━━━━━ Records provided ━━━━━

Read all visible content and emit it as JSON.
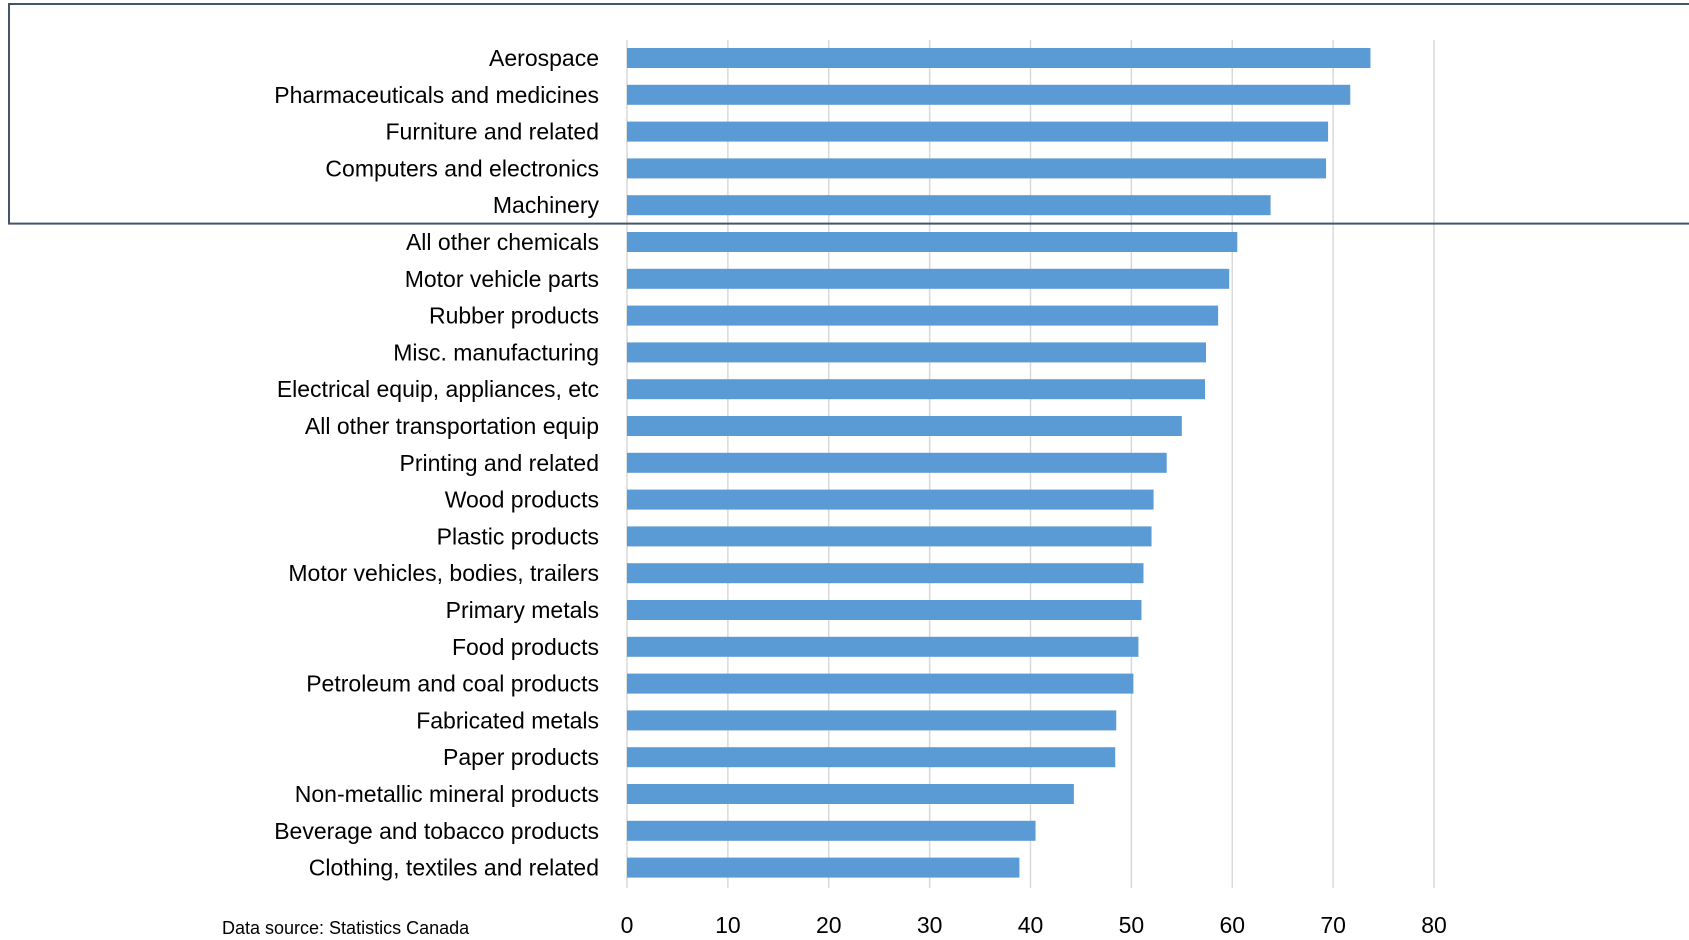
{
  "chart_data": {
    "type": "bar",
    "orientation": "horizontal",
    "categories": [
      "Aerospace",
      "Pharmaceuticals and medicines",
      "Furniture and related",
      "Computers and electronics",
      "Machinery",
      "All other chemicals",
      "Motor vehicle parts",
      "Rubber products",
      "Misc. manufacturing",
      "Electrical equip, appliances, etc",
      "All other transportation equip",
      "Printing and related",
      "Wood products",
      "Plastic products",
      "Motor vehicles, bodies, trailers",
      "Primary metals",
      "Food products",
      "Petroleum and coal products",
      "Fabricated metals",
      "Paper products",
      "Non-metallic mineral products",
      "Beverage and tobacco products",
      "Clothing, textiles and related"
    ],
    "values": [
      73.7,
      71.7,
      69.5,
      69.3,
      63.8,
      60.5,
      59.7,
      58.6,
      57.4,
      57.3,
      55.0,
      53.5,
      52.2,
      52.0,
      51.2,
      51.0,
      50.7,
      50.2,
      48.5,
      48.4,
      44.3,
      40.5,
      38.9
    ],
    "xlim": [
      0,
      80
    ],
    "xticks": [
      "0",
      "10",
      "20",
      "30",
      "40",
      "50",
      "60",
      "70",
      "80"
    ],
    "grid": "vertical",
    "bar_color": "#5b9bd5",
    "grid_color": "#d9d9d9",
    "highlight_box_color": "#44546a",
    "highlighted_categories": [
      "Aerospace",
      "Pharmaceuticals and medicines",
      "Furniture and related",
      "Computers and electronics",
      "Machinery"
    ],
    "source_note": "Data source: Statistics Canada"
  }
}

━━━━━

◆ **Given request**:
Exclude the images and reproduce the remaining data exactly.

◆ **Solution below**:
Read all visible content and emit it as JSON.
{
  "chart_data": {
    "type": "bar",
    "orientation": "horizontal",
    "categories": [
      "Aerospace",
      "Pharmaceuticals and medicines",
      "Furniture and related",
      "Computers and electronics",
      "Machinery",
      "All other chemicals",
      "Motor vehicle parts",
      "Rubber products",
      "Misc. manufacturing",
      "Electrical equip, appliances, etc",
      "All other transportation equip",
      "Printing and related",
      "Wood products",
      "Plastic products",
      "Motor vehicles, bodies, trailers",
      "Primary metals",
      "Food products",
      "Petroleum and coal products",
      "Fabricated metals",
      "Paper products",
      "Non-metallic mineral products",
      "Beverage and tobacco products",
      "Clothing, textiles and related"
    ],
    "values": [
      73.7,
      71.7,
      69.5,
      69.3,
      63.8,
      60.5,
      59.7,
      58.6,
      57.4,
      57.3,
      55.0,
      53.5,
      52.2,
      52.0,
      51.2,
      51.0,
      50.7,
      50.2,
      48.5,
      48.4,
      44.3,
      40.5,
      38.9
    ],
    "xlim": [
      0,
      80
    ],
    "xticks": [
      "0",
      "10",
      "20",
      "30",
      "40",
      "50",
      "60",
      "70",
      "80"
    ],
    "grid": "vertical",
    "bar_color": "#5b9bd5",
    "grid_color": "#d9d9d9",
    "highlight_box_color": "#44546a",
    "highlighted_categories": [
      "Aerospace",
      "Pharmaceuticals and medicines",
      "Furniture and related",
      "Computers and electronics",
      "Machinery"
    ],
    "source_note": "Data source: Statistics Canada"
  }
}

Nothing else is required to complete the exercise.